### Your goal
Extract all lines in the data that contain the word "this".

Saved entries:
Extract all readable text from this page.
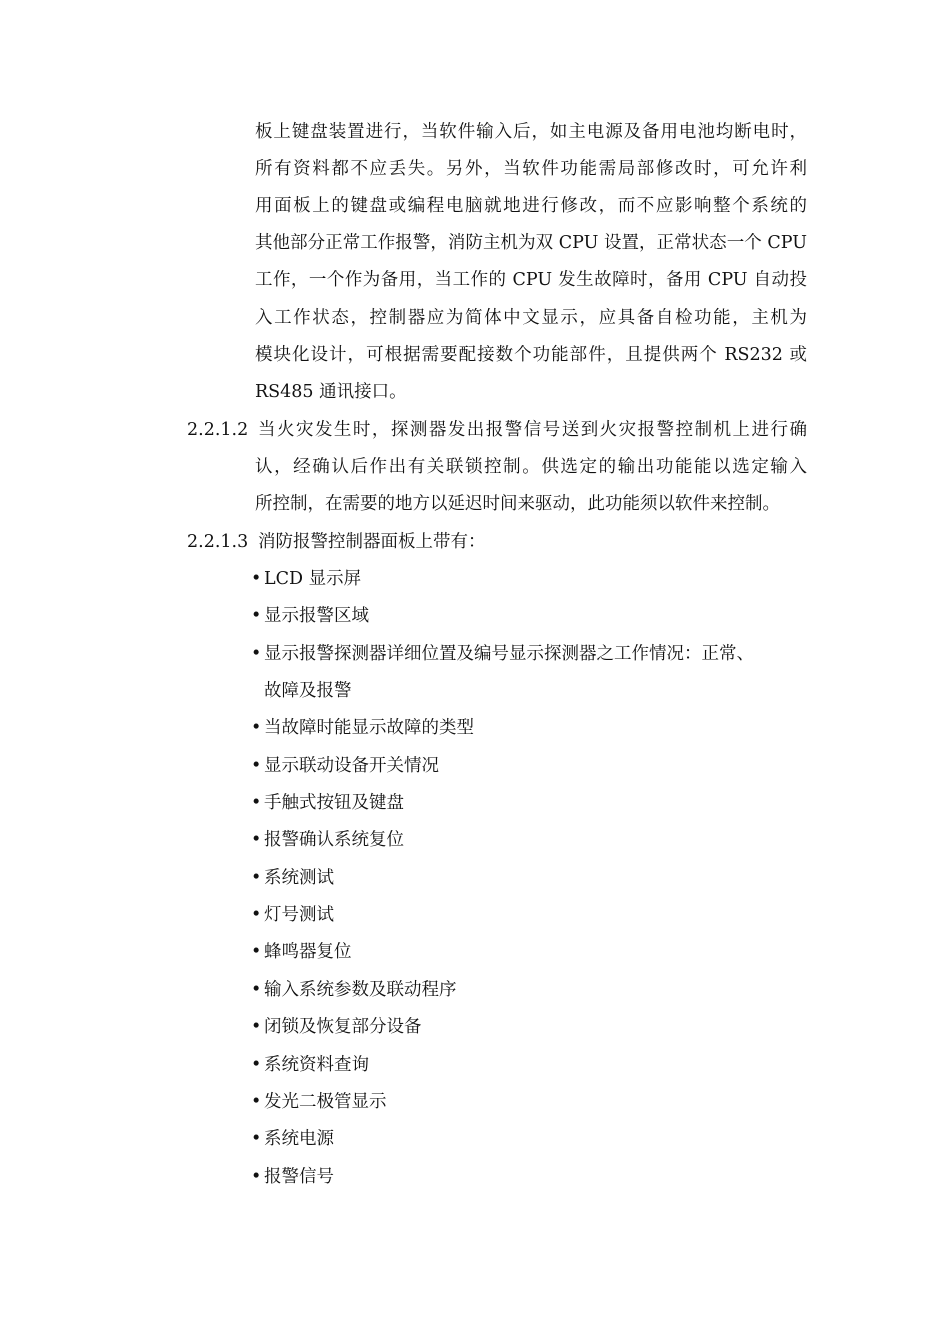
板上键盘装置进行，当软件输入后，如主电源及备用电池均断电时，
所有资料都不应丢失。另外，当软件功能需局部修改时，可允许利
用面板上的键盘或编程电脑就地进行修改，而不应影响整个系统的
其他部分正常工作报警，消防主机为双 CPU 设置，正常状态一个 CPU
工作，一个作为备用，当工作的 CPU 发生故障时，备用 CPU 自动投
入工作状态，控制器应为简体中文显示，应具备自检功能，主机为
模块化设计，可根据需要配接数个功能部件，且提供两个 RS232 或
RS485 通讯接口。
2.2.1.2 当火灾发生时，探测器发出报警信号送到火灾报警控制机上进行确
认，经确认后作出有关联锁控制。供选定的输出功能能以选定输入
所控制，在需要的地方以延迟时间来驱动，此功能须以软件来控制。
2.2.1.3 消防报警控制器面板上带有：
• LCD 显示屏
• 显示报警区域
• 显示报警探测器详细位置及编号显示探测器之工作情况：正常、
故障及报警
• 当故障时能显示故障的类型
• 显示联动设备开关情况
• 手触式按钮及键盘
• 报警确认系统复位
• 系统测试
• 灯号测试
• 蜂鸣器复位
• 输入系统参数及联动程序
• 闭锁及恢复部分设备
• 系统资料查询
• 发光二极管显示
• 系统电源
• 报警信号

* * *

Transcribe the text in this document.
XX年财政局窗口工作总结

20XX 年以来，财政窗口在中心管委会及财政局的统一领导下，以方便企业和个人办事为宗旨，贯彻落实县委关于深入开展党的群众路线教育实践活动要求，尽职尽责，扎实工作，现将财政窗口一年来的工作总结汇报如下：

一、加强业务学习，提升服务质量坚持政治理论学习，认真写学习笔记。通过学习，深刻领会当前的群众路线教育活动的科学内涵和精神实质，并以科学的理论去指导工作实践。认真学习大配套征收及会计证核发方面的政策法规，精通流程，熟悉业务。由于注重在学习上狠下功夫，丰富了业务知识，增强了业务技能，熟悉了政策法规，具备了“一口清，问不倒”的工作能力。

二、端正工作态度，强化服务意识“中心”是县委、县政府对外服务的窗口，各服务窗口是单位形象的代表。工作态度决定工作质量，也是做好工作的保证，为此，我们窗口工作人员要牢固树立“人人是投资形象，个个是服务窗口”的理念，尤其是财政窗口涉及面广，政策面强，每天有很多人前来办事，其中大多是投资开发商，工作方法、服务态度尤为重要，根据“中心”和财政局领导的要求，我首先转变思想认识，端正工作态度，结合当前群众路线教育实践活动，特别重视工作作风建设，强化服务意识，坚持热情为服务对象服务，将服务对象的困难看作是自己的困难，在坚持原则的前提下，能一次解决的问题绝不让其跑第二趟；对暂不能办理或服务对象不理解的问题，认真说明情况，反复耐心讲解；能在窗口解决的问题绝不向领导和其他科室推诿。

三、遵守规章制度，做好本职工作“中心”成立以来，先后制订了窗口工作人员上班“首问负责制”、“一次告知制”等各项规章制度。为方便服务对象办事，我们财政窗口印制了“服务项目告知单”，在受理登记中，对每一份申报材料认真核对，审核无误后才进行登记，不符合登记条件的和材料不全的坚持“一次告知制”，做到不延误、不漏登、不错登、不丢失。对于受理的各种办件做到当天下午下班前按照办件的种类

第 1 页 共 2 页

### Exercise answer
Extract all readable text from this page.
Transcribe the text in this document.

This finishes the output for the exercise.